What is needed —
Locate every line in the material below that has the word "koszulka". Copy each of those lines.

•••••

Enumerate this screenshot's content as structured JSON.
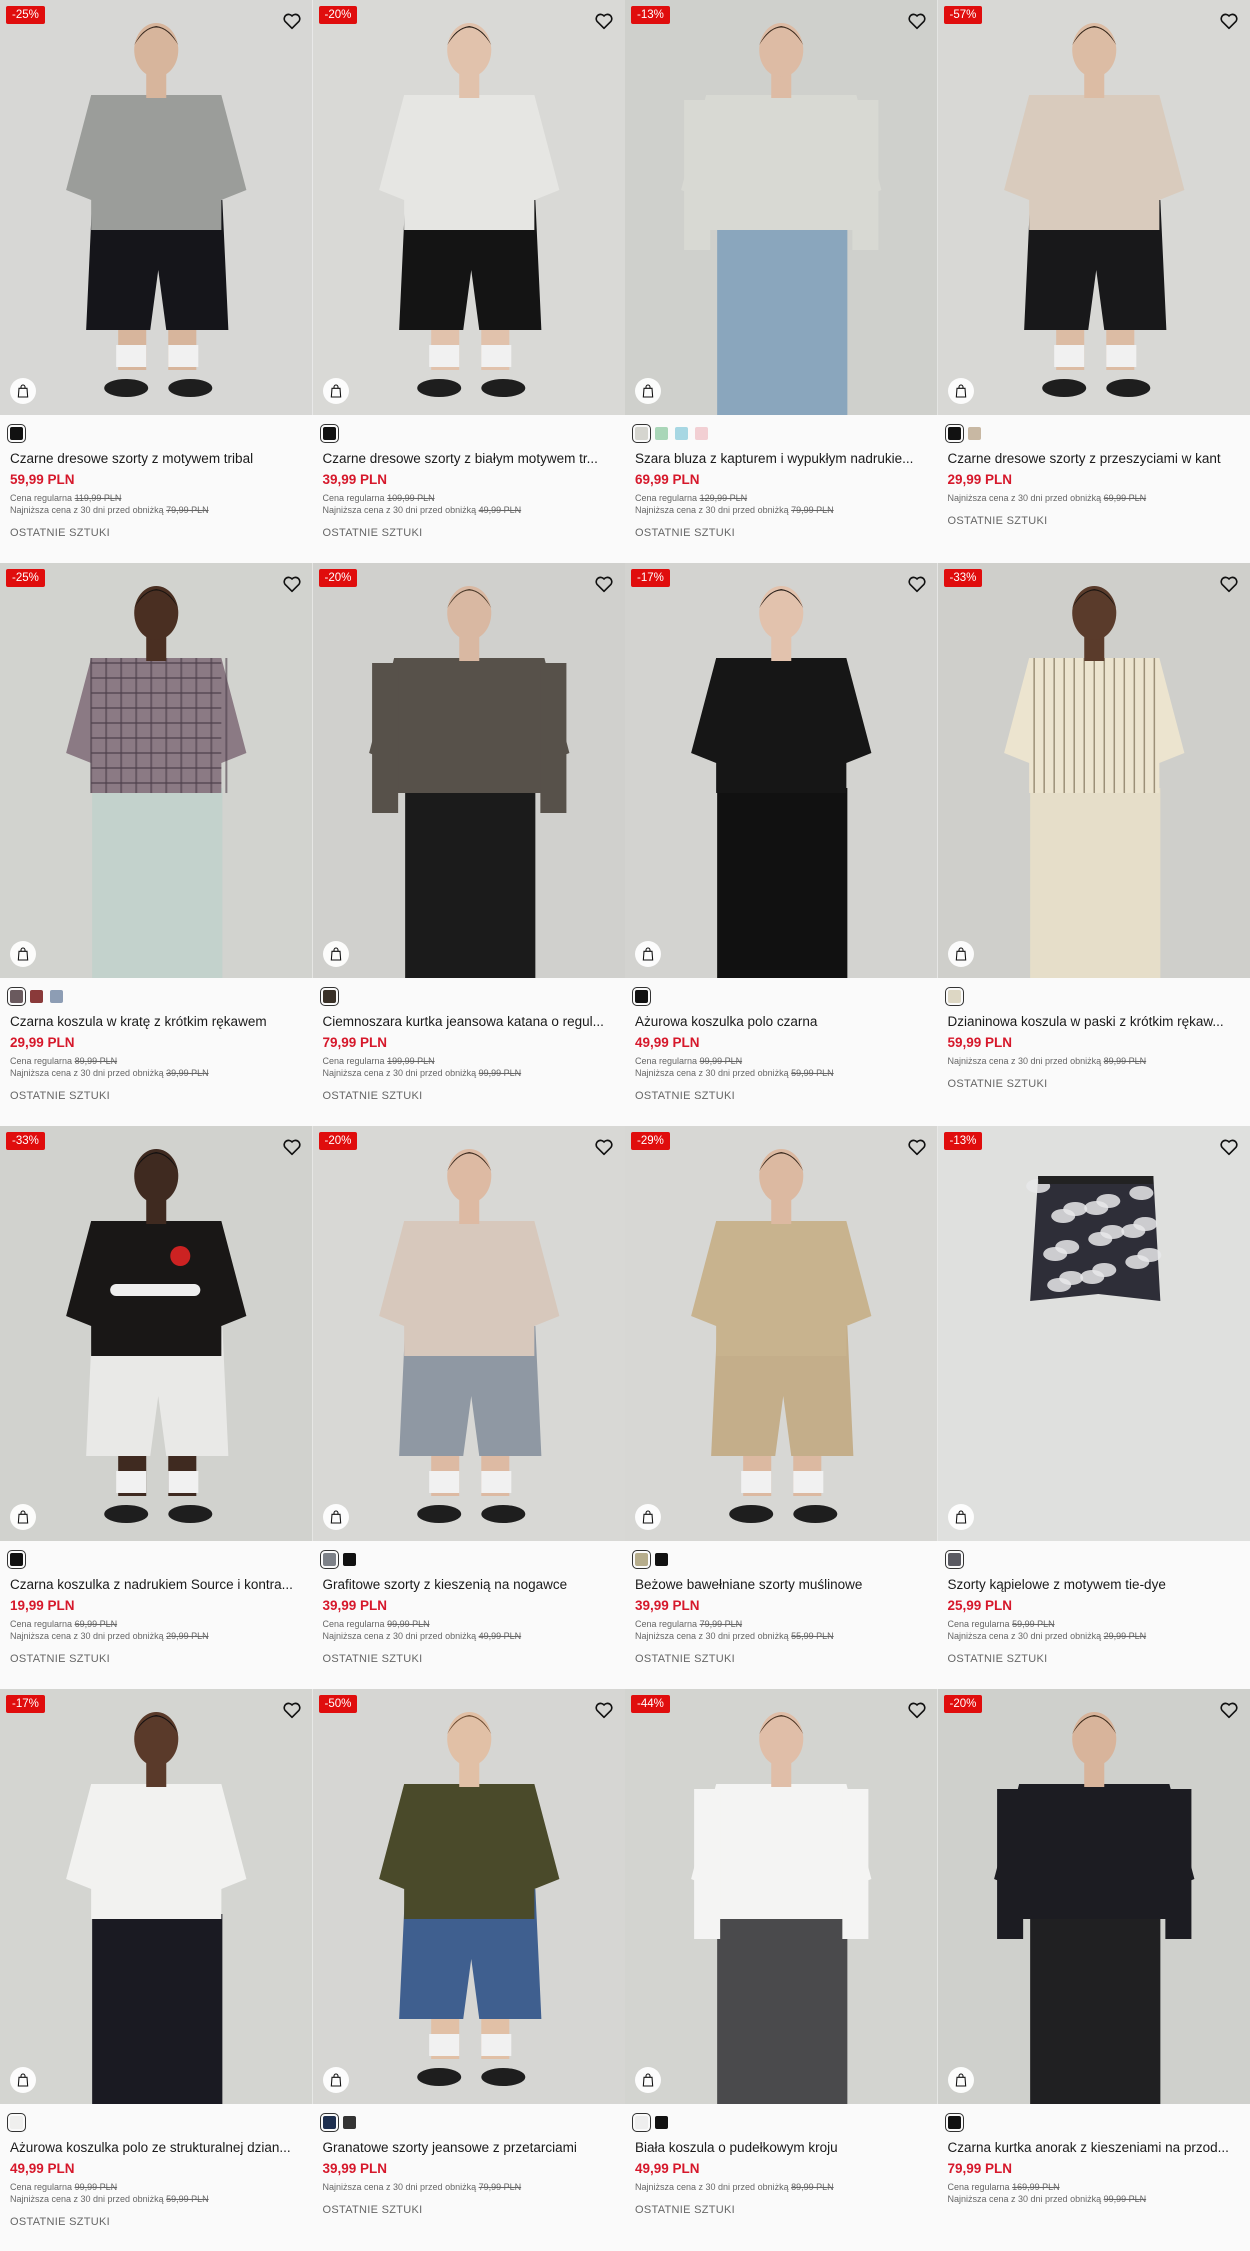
{
  "labels": {
    "regular": "Cena regularna",
    "lowest": "Najniższa cena z 30 dni przed obniżką",
    "stock": "OSTATNIE SZTUKI"
  },
  "products": [
    {
      "badge": "-25%",
      "name": "Czarne dresowe szorty z motywem tribal",
      "price": "59,99 PLN",
      "regular": "119,99 PLN",
      "lowest": "79,99 PLN",
      "stock": true,
      "swatches": [
        "#111111"
      ],
      "photo": {
        "bg": "#d7d7d5",
        "top": "#9b9d9a",
        "bottom": "#15151a",
        "skin": "#d7b59c",
        "hair": "#3a2a20",
        "type": "tee-shorts"
      }
    },
    {
      "badge": "-20%",
      "name": "Czarne dresowe szorty z białym motywem tr...",
      "price": "39,99 PLN",
      "regular": "109,99 PLN",
      "lowest": "49,99 PLN",
      "stock": true,
      "swatches": [
        "#111111"
      ],
      "photo": {
        "bg": "#d9d9d6",
        "top": "#e6e6e3",
        "bottom": "#141414",
        "skin": "#e1c2ac",
        "hair": "#2a2018",
        "type": "tee-shorts"
      }
    },
    {
      "badge": "-13%",
      "name": "Szara bluza z kapturem i wypukłym nadrukie...",
      "price": "69,99 PLN",
      "regular": "129,99 PLN",
      "lowest": "79,99 PLN",
      "stock": true,
      "swatches": [
        "#d5d5cf",
        "#a9d6b8",
        "#a7d7e3",
        "#f2cfd3"
      ],
      "photo": {
        "bg": "#cfd0cc",
        "top": "#d8d9d3",
        "bottom": "#8aa6bd",
        "skin": "#ddbba4",
        "hair": "#3b2a1d",
        "type": "hoodie"
      }
    },
    {
      "badge": "-57%",
      "name": "Czarne dresowe szorty z przeszyciami w kant",
      "price": "29,99 PLN",
      "regular": "",
      "lowest": "69,99 PLN",
      "stock": true,
      "swatches": [
        "#111111",
        "#c8b8a3"
      ],
      "photo": {
        "bg": "#d8d8d5",
        "top": "#d9cbbd",
        "bottom": "#18181a",
        "skin": "#dcbca4",
        "hair": "#342519",
        "type": "tee-shorts"
      }
    },
    {
      "badge": "-25%",
      "name": "Czarna koszula w kratę z krótkim rękawem",
      "price": "29,99 PLN",
      "regular": "89,99 PLN",
      "lowest": "39,99 PLN",
      "stock": true,
      "swatches": [
        "#6a5a5e",
        "#8a3a3a",
        "#8d9db4"
      ],
      "photo": {
        "bg": "#d2d3cf",
        "top": "#8b7a84",
        "bottom": "#c3d2cc",
        "skin": "#4a2f22",
        "hair": "#1a1410",
        "type": "check-shirt"
      }
    },
    {
      "badge": "-20%",
      "name": "Ciemnoszara kurtka jeansowa katana o regul...",
      "price": "79,99 PLN",
      "regular": "199,99 PLN",
      "lowest": "99,99 PLN",
      "stock": true,
      "swatches": [
        "#3a3128"
      ],
      "photo": {
        "bg": "#d0d0cd",
        "top": "#57514a",
        "bottom": "#1b1b1b",
        "skin": "#d9b8a2",
        "hair": "#4b3a2a",
        "type": "jacket"
      }
    },
    {
      "badge": "-17%",
      "name": "Ażurowa koszulka polo czarna",
      "price": "49,99 PLN",
      "regular": "99,99 PLN",
      "lowest": "59,99 PLN",
      "stock": true,
      "swatches": [
        "#111111"
      ],
      "photo": {
        "bg": "#d3d3d0",
        "top": "#161616",
        "bottom": "#111111",
        "skin": "#e2c2ad",
        "hair": "#2b211b",
        "type": "polo"
      }
    },
    {
      "badge": "-33%",
      "name": "Dzianinowa koszula w paski z krótkim rękaw...",
      "price": "59,99 PLN",
      "regular": "",
      "lowest": "89,99 PLN",
      "stock": true,
      "swatches": [
        "#ddd7c4"
      ],
      "photo": {
        "bg": "#cfcfcb",
        "top": "#ece4cf",
        "bottom": "#e6dec9",
        "skin": "#5a3b2b",
        "hair": "#1b1511",
        "type": "stripe-shirt"
      }
    },
    {
      "badge": "-33%",
      "name": "Czarna koszulka z nadrukiem Source i kontra...",
      "price": "19,99 PLN",
      "regular": "69,99 PLN",
      "lowest": "29,99 PLN",
      "stock": true,
      "swatches": [
        "#111111"
      ],
      "photo": {
        "bg": "#d1d2ce",
        "top": "#191716",
        "bottom": "#e9e9e7",
        "skin": "#3f2a20",
        "hair": "#121010",
        "type": "jersey"
      }
    },
    {
      "badge": "-20%",
      "name": "Grafitowe szorty z kieszenią na nogawce",
      "price": "39,99 PLN",
      "regular": "99,99 PLN",
      "lowest": "49,99 PLN",
      "stock": true,
      "swatches": [
        "#7d8188",
        "#111111"
      ],
      "photo": {
        "bg": "#d8d8d5",
        "top": "#d7c8bc",
        "bottom": "#8f98a3",
        "skin": "#ddbaa3",
        "hair": "#3c2b1f",
        "type": "tee-shorts"
      }
    },
    {
      "badge": "-29%",
      "name": "Beżowe bawełniane szorty muślinowe",
      "price": "39,99 PLN",
      "regular": "79,99 PLN",
      "lowest": "55,99 PLN",
      "stock": true,
      "swatches": [
        "#b6ad8c",
        "#111111"
      ],
      "photo": {
        "bg": "#d7d7d4",
        "top": "#c8b38e",
        "bottom": "#c4ae8a",
        "skin": "#dcb9a1",
        "hair": "#3a2a1e",
        "type": "tee-shorts"
      }
    },
    {
      "badge": "-13%",
      "name": "Szorty kąpielowe z motywem tie-dye",
      "price": "25,99 PLN",
      "regular": "59,99 PLN",
      "lowest": "29,99 PLN",
      "stock": true,
      "swatches": [
        "#5a5a62"
      ],
      "photo": {
        "bg": "#dfe0de",
        "top": "#3a3a45",
        "bottom": "#3a3a45",
        "skin": "#dfe0de",
        "hair": "#dfe0de",
        "type": "flat-shorts"
      }
    },
    {
      "badge": "-17%",
      "name": "Ażurowa koszulka polo ze strukturalnej dzian...",
      "price": "49,99 PLN",
      "regular": "99,99 PLN",
      "lowest": "59,99 PLN",
      "stock": true,
      "swatches": [
        "#efefee"
      ],
      "photo": {
        "bg": "#d4d5d1",
        "top": "#f2f2f0",
        "bottom": "#1a1a22",
        "skin": "#5a3a2a",
        "hair": "#151111",
        "type": "polo"
      }
    },
    {
      "badge": "-50%",
      "name": "Granatowe szorty jeansowe z przetarciami",
      "price": "39,99 PLN",
      "regular": "",
      "lowest": "79,99 PLN",
      "stock": true,
      "swatches": [
        "#1e2f4f",
        "#333333"
      ],
      "photo": {
        "bg": "#d6d6d3",
        "top": "#4a4a2a",
        "bottom": "#3f5f8f",
        "skin": "#e1c0a6",
        "hair": "#6b4a30",
        "type": "tee-shorts"
      }
    },
    {
      "badge": "-44%",
      "name": "Biała koszula o pudełkowym kroju",
      "price": "49,99 PLN",
      "regular": "",
      "lowest": "89,99 PLN",
      "stock": true,
      "swatches": [
        "#eeeeee",
        "#111111"
      ],
      "photo": {
        "bg": "#d3d4d0",
        "top": "#f4f4f3",
        "bottom": "#4a4a4c",
        "skin": "#e0bea8",
        "hair": "#4a3322",
        "type": "long-shirt"
      }
    },
    {
      "badge": "-20%",
      "name": "Czarna kurtka anorak z kieszeniami na przod...",
      "price": "79,99 PLN",
      "regular": "169,99 PLN",
      "lowest": "99,99 PLN",
      "stock": false,
      "swatches": [
        "#111111"
      ],
      "photo": {
        "bg": "#cfd0cc",
        "top": "#1c1c22",
        "bottom": "#202022",
        "skin": "#d8b49b",
        "hair": "#3a2818",
        "type": "jacket"
      }
    }
  ]
}
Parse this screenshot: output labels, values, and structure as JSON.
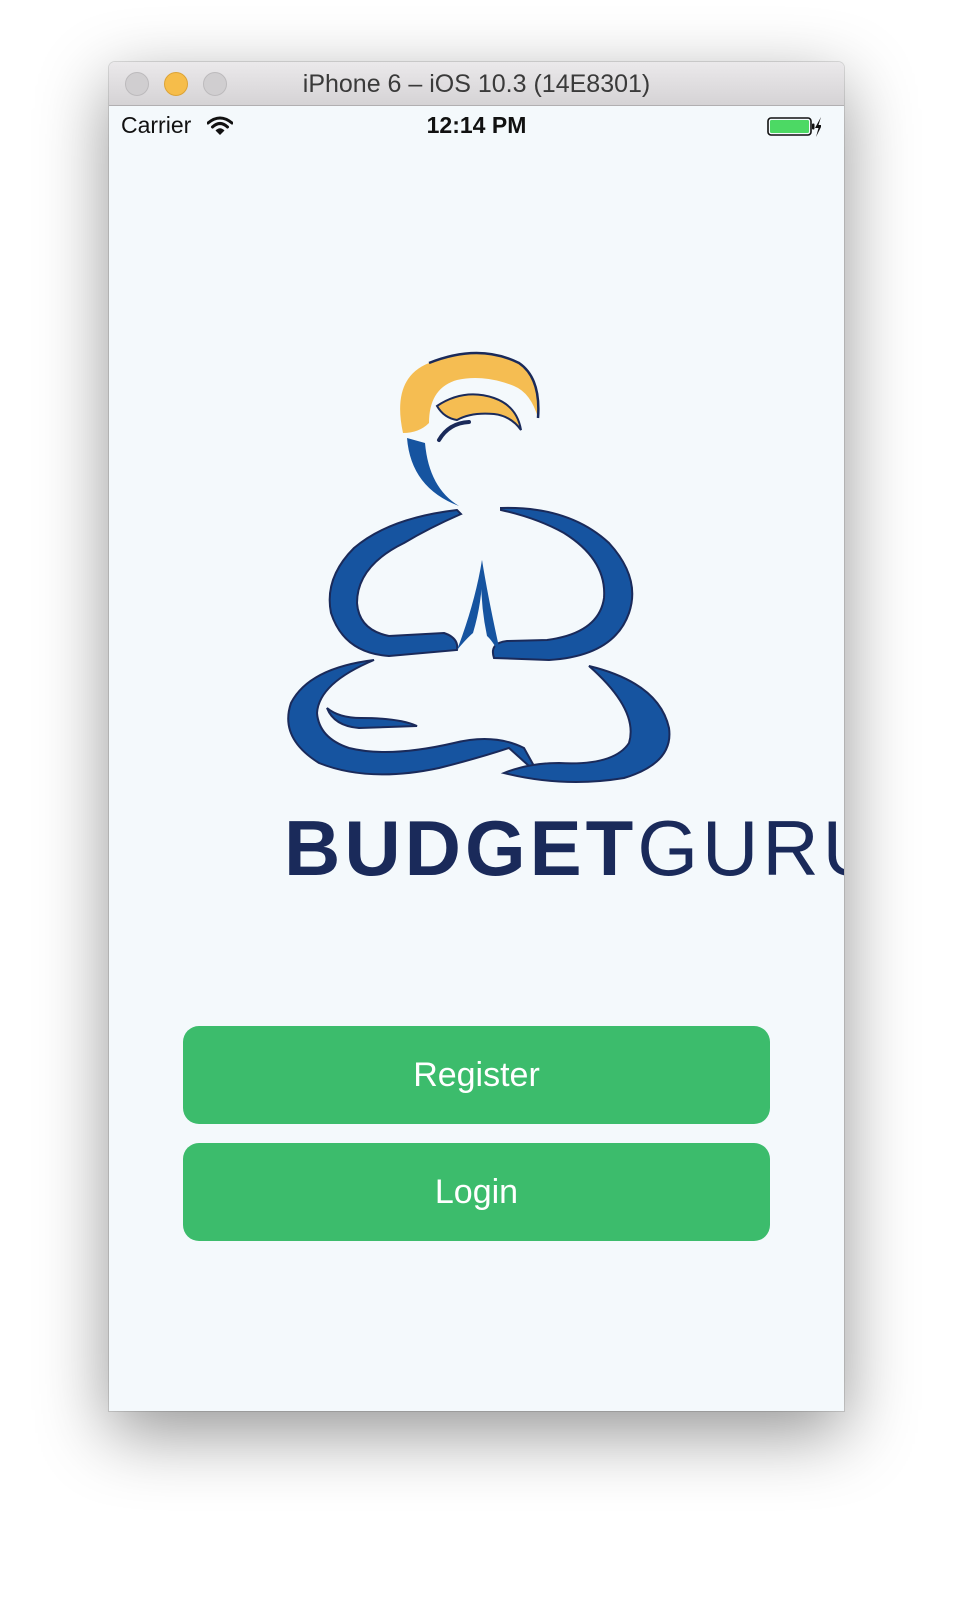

•••••

Written reply —
      "name": "Ażurowa koszulka polo czarna",
      "name": "Czarna koszulka z nadrukiem Source i kontra...",
      "name": "Ażurowa koszulka polo ze strukturalnej dzian...",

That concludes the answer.